TASK DIRECTIONS
State the number of lines in these records holding "robot". Say nothing more.

● ● ● ● ● ● ●

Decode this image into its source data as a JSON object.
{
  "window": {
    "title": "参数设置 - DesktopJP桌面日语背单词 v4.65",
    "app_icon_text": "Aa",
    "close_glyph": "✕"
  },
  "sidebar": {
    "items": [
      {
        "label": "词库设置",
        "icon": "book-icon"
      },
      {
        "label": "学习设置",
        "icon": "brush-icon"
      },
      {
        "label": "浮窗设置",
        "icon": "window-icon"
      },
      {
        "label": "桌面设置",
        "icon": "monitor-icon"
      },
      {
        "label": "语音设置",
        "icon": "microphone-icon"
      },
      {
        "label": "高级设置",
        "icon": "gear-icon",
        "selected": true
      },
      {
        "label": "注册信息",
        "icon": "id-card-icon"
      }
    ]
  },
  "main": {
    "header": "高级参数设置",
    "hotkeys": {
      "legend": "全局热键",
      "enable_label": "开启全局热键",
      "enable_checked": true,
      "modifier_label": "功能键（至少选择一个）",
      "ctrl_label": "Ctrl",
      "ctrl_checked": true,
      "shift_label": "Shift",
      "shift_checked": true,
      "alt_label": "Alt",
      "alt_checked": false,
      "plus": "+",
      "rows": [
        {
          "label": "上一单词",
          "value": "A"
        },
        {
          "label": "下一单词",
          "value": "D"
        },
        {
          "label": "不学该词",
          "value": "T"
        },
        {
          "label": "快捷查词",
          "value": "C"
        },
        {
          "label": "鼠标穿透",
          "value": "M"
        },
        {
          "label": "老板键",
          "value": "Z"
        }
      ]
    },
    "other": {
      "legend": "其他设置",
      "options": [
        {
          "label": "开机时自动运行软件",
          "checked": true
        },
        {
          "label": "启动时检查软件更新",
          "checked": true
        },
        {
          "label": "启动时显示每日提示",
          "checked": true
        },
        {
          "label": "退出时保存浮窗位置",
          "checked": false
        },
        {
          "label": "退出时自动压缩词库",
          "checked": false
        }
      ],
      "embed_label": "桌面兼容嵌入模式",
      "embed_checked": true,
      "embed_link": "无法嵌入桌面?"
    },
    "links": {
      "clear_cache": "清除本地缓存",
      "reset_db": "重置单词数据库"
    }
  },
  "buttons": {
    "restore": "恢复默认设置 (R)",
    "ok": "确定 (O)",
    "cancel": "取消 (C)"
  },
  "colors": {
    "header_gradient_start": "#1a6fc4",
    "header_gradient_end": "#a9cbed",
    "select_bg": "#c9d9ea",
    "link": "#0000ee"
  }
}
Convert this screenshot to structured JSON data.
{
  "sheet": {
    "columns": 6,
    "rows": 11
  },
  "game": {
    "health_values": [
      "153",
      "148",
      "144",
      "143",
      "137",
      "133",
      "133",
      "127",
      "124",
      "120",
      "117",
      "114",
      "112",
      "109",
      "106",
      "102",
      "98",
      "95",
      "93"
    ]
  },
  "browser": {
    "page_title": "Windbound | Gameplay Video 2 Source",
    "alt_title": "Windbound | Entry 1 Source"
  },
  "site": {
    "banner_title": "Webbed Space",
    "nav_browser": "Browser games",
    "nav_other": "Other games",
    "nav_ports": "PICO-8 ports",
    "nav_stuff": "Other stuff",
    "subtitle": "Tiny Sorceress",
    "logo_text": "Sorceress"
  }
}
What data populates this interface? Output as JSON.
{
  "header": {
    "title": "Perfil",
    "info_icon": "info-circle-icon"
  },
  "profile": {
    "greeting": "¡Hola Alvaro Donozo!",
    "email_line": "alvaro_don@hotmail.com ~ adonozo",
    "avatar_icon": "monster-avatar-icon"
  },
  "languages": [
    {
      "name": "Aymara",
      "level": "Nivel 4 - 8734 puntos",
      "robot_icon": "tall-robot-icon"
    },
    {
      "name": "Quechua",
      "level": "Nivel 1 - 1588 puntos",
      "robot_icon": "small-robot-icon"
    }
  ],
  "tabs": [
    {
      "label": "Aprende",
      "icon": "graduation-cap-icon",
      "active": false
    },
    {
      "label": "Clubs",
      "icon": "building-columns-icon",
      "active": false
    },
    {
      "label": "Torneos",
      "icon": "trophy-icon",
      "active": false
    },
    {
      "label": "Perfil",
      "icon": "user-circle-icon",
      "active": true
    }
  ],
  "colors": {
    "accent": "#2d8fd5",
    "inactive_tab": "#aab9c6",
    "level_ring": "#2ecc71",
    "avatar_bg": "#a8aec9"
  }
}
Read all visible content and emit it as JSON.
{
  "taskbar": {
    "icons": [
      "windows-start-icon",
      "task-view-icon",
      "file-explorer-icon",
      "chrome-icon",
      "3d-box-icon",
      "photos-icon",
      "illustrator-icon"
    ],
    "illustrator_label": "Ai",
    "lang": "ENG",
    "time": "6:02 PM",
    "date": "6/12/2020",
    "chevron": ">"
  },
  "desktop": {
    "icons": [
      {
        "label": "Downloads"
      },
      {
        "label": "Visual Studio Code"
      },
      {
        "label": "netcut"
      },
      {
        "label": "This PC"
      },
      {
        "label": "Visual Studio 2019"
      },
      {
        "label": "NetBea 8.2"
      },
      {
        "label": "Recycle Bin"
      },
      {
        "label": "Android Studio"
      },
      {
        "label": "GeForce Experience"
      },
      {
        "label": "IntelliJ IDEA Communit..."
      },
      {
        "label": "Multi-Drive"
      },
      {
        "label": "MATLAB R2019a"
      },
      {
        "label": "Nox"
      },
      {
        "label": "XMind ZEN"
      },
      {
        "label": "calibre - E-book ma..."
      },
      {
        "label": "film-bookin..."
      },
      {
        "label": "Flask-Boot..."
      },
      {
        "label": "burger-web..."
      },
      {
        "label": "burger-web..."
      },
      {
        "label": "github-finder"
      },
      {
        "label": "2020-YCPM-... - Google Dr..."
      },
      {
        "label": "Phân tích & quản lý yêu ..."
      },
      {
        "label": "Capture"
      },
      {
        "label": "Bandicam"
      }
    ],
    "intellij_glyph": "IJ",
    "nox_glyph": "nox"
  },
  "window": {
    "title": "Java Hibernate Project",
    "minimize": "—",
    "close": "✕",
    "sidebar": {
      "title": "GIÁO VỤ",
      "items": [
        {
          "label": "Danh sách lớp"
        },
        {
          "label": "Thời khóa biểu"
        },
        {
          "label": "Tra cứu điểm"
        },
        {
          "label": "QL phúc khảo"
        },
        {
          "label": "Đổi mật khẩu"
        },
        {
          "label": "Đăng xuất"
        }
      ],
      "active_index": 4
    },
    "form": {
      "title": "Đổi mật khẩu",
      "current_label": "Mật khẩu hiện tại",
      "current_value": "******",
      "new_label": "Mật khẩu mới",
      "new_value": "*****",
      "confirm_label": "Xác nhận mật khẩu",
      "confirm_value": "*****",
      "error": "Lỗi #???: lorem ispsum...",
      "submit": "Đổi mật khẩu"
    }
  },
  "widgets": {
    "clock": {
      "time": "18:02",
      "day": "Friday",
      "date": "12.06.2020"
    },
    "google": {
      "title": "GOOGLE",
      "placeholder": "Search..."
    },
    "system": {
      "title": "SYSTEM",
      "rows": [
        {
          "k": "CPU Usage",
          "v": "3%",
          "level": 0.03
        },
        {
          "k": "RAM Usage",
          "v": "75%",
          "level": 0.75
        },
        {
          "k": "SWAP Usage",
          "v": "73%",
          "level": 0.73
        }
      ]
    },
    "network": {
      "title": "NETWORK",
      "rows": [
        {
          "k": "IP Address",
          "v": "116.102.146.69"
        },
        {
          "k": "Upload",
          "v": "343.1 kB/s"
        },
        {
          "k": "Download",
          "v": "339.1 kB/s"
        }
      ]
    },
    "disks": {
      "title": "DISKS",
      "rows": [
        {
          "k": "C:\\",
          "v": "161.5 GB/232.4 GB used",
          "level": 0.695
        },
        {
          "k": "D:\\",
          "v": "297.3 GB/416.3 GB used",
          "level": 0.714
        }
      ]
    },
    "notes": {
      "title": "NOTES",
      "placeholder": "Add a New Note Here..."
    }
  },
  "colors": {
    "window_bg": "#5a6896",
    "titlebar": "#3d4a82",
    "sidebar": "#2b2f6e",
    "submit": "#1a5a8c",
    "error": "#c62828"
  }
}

● ● ● ● ● ● ●

SOLUTION
2